Transcribe the listing that follows in full, omitting pictures.

START Data section

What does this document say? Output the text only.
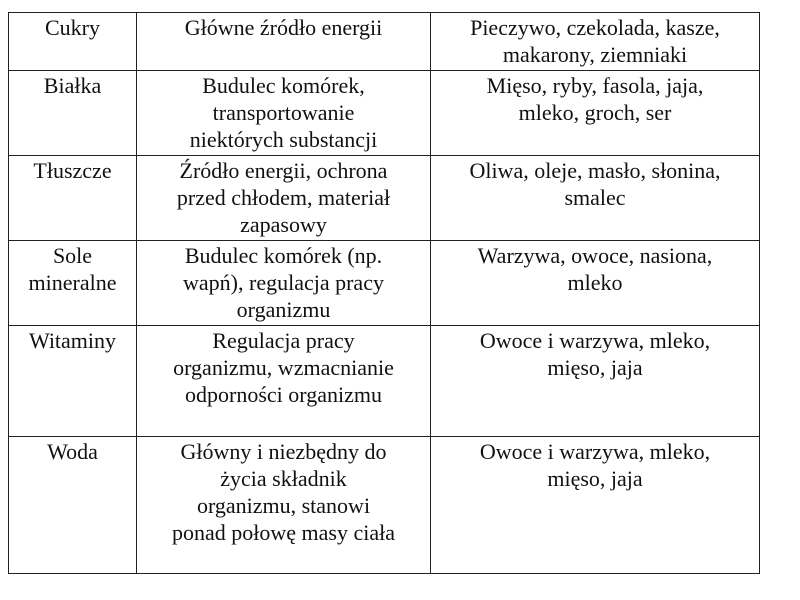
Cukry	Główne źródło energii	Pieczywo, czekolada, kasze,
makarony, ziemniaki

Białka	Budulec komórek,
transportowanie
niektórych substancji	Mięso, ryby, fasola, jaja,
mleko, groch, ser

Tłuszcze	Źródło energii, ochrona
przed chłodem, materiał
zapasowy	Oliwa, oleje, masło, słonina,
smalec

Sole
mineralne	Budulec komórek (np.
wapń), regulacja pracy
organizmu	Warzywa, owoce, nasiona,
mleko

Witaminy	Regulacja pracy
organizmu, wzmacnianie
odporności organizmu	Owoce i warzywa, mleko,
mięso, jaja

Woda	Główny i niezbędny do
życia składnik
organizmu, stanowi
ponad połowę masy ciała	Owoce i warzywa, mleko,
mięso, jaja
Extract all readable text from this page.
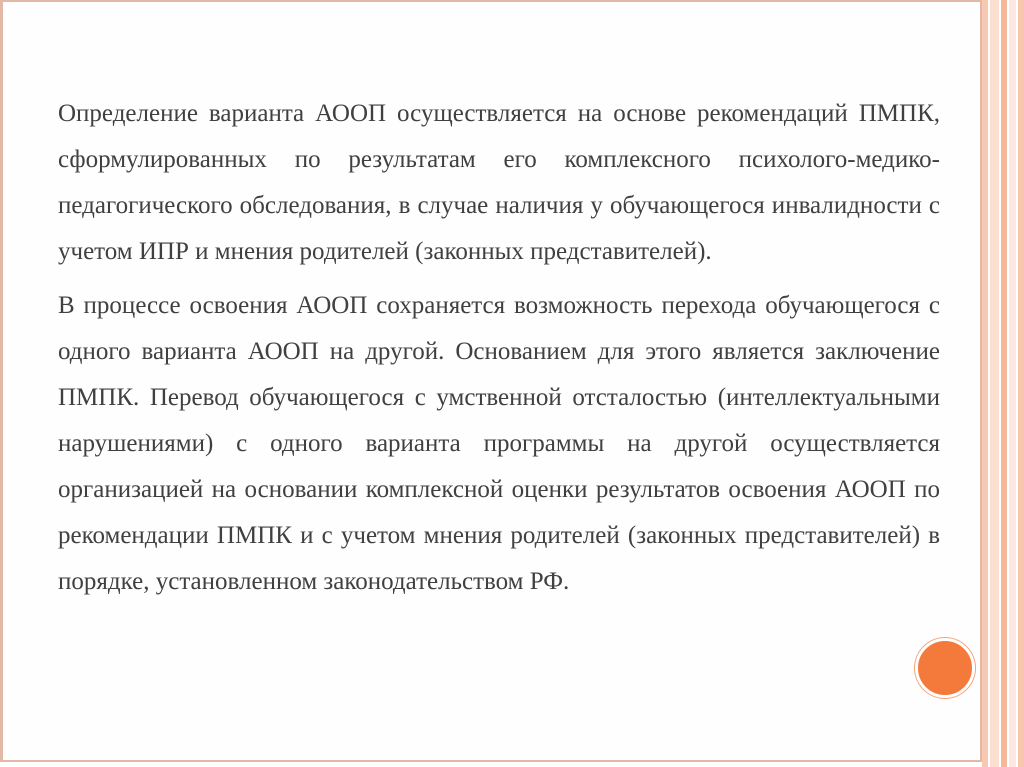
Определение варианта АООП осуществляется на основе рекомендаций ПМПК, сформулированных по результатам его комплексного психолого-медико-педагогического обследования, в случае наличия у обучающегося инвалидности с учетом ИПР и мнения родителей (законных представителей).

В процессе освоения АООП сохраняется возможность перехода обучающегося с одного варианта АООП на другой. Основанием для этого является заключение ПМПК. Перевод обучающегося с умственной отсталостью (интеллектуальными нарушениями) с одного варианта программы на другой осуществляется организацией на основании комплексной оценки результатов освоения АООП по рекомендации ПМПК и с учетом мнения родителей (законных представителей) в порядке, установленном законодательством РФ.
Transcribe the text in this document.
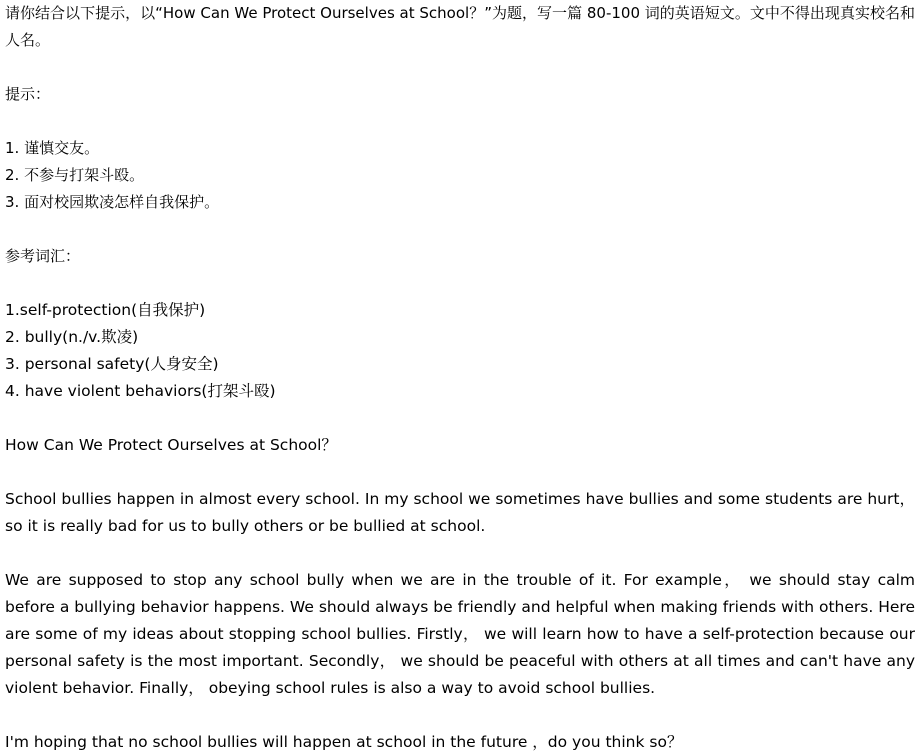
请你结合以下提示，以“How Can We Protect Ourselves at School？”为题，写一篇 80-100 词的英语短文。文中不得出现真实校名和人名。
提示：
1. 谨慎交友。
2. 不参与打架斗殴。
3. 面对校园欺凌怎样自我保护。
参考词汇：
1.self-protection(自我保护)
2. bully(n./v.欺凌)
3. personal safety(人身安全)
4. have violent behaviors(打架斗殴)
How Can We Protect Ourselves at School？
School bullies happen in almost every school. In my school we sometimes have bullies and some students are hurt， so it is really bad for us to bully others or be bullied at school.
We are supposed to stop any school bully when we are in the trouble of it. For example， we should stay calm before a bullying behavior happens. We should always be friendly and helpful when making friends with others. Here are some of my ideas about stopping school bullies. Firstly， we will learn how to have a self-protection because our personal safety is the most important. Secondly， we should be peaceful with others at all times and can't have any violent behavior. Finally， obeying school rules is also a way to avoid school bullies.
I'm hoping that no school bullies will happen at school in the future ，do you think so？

END Data section

Solution for this exercise:
What does this document say? Output the text only.
Cukry	Główne źródło energii	Pieczywo, czekolada, kasze,
makarony, ziemniaki

Białka	Budulec komórek,
transportowanie
niektórych substancji	Mięso, ryby, fasola, jaja,
mleko, groch, ser

Tłuszcze	Źródło energii, ochrona
przed chłodem, materiał
zapasowy	Oliwa, oleje, masło, słonina,
smalec

Sole
mineralne	Budulec komórek (np.
wapń), regulacja pracy
organizmu	Warzywa, owoce, nasiona,
mleko

Witaminy	Regulacja pracy
organizmu, wzmacnianie
odporności organizmu	Owoce i warzywa, mleko,
mięso, jaja

Woda	Główny i niezbędny do
życia składnik
organizmu, stanowi
ponad połowę masy ciała	Owoce i warzywa, mleko,
mięso, jaja
Extract all readable text from this page.
Определение варианта АООП осуществляется на основе рекомендаций ПМПК, сформулированных по результатам его комплексного психолого-медико-педагогического обследования, в случае наличия у обучающегося инвалидности с учетом ИПР и мнения родителей (законных представителей).

В процессе освоения АООП сохраняется возможность перехода обучающегося с одного варианта АООП на другой. Основанием для этого является заключение ПМПК. Перевод обучающегося с умственной отсталостью (интеллектуальными нарушениями) с одного варианта программы на другой осуществляется организацией на основании комплексной оценки результатов освоения АООП по рекомендации ПМПК и с учетом мнения родителей (законных представителей) в порядке, установленном законодательством РФ.
Transcribe the text in this document.
请你结合以下提示，以“How Can We Protect Ourselves at School？”为题，写一篇 80-100 词的英语短文。文中不得出现真实校名和人名。
提示：
1. 谨慎交友。
2. 不参与打架斗殴。
3. 面对校园欺凌怎样自我保护。
参考词汇：
1.self-protection(自我保护)
2. bully(n./v.欺凌)
3. personal safety(人身安全)
4. have violent behaviors(打架斗殴)
How Can We Protect Ourselves at School？
School bullies happen in almost every school. In my school we sometimes have bullies and some students are hurt， so it is really bad for us to bully others or be bullied at school.
We are supposed to stop any school bully when we are in the trouble of it. For example， we should stay calm before a bullying behavior happens. We should always be friendly and helpful when making friends with others. Here are some of my ideas about stopping school bullies. Firstly， we will learn how to have a self-protection because our personal safety is the most important. Secondly， we should be peaceful with others at all times and can't have any violent behavior. Finally， obeying school rules is also a way to avoid school bullies.
I'm hoping that no school bullies will happen at school in the future ，do you think so？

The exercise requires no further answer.